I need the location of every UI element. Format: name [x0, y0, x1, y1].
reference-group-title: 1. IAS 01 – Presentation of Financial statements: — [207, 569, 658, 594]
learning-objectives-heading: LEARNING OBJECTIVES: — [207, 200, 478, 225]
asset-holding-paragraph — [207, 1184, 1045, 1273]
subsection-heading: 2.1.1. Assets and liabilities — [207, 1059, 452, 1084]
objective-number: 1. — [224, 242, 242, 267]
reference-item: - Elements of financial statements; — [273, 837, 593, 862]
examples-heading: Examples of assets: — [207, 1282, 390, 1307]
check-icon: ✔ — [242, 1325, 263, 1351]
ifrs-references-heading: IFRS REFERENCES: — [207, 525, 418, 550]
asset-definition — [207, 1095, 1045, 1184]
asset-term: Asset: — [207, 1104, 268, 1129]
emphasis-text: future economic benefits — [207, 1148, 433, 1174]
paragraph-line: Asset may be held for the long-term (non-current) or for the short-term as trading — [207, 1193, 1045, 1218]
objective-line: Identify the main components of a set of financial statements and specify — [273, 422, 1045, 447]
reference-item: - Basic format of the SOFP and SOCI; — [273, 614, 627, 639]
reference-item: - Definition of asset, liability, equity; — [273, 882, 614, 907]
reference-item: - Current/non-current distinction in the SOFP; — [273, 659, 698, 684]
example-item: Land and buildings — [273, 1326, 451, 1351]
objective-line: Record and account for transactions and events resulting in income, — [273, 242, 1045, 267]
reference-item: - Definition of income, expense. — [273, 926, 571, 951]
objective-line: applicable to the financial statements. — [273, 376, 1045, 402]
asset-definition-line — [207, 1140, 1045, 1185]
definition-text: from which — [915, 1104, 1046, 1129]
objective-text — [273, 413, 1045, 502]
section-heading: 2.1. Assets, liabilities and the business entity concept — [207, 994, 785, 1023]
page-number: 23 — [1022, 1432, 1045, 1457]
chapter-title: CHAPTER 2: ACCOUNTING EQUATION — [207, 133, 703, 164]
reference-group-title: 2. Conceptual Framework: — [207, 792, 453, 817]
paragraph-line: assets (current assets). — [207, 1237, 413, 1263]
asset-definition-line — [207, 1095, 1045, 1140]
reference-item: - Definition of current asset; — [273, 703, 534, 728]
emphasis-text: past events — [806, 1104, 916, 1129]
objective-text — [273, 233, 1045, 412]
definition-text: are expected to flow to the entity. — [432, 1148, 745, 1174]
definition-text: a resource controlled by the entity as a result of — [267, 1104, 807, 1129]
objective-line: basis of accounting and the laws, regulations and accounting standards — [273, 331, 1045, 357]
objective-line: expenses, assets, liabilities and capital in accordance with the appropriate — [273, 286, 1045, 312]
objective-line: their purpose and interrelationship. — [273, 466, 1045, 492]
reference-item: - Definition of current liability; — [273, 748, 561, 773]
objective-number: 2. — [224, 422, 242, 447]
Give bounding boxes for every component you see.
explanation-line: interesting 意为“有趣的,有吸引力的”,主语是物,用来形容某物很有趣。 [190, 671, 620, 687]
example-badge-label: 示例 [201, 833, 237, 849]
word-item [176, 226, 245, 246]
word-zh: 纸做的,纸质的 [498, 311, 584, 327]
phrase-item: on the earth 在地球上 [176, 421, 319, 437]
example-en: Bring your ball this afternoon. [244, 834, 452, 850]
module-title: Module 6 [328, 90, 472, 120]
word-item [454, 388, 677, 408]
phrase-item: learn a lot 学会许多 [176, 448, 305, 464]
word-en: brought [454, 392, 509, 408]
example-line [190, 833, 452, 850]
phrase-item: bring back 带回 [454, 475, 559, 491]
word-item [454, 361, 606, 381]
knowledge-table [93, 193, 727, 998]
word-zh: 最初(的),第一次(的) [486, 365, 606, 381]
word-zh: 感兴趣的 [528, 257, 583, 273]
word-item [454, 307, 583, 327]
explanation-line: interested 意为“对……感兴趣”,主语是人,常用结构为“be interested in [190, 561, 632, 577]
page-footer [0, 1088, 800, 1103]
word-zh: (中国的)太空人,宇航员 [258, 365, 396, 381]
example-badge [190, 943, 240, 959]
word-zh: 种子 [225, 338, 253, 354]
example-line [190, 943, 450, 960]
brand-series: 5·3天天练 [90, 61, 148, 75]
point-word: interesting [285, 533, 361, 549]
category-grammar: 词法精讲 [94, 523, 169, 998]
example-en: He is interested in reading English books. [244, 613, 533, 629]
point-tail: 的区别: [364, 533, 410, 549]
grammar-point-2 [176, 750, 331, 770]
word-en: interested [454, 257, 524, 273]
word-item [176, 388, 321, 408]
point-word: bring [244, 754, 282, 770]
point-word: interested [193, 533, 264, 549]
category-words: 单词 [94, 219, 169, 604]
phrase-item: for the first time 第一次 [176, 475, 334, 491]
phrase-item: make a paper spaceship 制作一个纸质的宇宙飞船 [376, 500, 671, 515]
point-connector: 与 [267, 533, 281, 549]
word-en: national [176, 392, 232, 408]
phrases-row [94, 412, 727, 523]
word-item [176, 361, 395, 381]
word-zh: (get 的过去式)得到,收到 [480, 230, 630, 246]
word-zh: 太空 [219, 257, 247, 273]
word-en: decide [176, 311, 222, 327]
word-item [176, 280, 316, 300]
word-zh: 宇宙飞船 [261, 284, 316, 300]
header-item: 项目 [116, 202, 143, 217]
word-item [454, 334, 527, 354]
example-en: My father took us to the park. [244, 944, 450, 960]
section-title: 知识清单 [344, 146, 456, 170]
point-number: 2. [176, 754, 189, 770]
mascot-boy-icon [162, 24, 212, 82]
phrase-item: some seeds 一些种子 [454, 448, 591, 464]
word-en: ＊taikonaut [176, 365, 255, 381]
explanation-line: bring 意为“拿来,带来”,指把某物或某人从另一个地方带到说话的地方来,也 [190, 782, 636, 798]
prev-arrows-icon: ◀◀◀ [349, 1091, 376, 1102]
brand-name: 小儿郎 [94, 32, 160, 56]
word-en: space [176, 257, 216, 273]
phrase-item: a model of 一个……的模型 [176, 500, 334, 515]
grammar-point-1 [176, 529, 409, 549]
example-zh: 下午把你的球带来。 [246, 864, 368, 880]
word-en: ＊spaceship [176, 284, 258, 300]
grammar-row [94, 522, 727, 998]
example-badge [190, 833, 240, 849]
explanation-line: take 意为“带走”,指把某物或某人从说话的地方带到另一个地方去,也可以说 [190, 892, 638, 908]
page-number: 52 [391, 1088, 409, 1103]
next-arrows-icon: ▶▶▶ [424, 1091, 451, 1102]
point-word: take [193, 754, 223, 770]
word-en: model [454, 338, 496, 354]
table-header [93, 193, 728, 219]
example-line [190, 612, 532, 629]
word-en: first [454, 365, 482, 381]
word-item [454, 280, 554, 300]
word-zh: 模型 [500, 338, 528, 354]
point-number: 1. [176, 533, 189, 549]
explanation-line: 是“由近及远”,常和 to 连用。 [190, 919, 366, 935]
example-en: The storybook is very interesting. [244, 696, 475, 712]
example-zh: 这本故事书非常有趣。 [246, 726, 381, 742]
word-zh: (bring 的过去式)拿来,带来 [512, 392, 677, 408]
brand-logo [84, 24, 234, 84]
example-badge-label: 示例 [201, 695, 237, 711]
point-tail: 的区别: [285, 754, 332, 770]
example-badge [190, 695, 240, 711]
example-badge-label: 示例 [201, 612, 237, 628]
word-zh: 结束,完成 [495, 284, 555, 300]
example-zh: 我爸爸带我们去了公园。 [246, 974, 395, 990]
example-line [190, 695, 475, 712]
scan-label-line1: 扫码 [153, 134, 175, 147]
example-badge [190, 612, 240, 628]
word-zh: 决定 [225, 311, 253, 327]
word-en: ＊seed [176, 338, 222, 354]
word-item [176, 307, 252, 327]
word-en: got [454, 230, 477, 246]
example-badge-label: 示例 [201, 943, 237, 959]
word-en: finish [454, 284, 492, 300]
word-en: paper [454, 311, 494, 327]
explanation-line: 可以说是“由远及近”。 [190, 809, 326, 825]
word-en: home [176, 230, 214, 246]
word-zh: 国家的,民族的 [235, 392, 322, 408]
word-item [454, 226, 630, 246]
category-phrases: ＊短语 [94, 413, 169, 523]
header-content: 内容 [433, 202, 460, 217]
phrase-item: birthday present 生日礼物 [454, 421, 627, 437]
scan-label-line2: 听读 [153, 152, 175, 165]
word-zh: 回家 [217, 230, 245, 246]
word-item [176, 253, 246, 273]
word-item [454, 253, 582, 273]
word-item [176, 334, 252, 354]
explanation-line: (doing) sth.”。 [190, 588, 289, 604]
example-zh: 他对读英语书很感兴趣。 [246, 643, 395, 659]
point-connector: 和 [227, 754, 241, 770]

=====

STATED EXERCISE
Reproduce the material verbatim, from its first line down to and including the line that contains "chapter-title: CHAPTER 2: ACCOUNTING".

THE RESPONSE
I need the location of every UI element. Format: name [x0, y0, x1, y1].
reference-group-title: 1. IAS 01 – Presentation of Financial statements: — [207, 569, 658, 594]
learning-objectives-heading: LEARNING OBJECTIVES: — [207, 200, 478, 225]
asset-holding-paragraph — [207, 1184, 1045, 1273]
subsection-heading: 2.1.1. Assets and liabilities — [207, 1059, 452, 1084]
objective-number: 1. — [224, 242, 242, 267]
reference-item: - Elements of financial statements; — [273, 837, 593, 862]
examples-heading: Examples of assets: — [207, 1282, 390, 1307]
check-icon: ✔ — [242, 1325, 263, 1351]
ifrs-references-heading: IFRS REFERENCES: — [207, 525, 418, 550]
asset-definition — [207, 1095, 1045, 1184]
asset-term: Asset: — [207, 1104, 268, 1129]
emphasis-text: future economic benefits — [207, 1148, 433, 1174]
paragraph-line: Asset may be held for the long-term (non-current) or for the short-term as trading — [207, 1193, 1045, 1218]
objective-line: Identify the main components of a set of financial statements and specify — [273, 422, 1045, 447]
reference-item: - Basic format of the SOFP and SOCI; — [273, 614, 627, 639]
reference-item: - Definition of asset, liability, equity; — [273, 882, 614, 907]
reference-item: - Current/non-current distinction in the SOFP; — [273, 659, 698, 684]
example-item: Land and buildings — [273, 1326, 451, 1351]
objective-line: Record and account for transactions and events resulting in income, — [273, 242, 1045, 267]
reference-item: - Definition of income, expense. — [273, 926, 571, 951]
objective-line: applicable to the financial statements. — [273, 376, 1045, 402]
asset-definition-line — [207, 1140, 1045, 1185]
definition-text: from which — [915, 1104, 1046, 1129]
objective-text — [273, 413, 1045, 502]
section-heading: 2.1. Assets, liabilities and the business entity concept — [207, 994, 785, 1023]
page-number: 23 — [1022, 1432, 1045, 1457]
chapter-title: CHAPTER 2: ACCOUNTING EQUATION — [207, 133, 703, 164]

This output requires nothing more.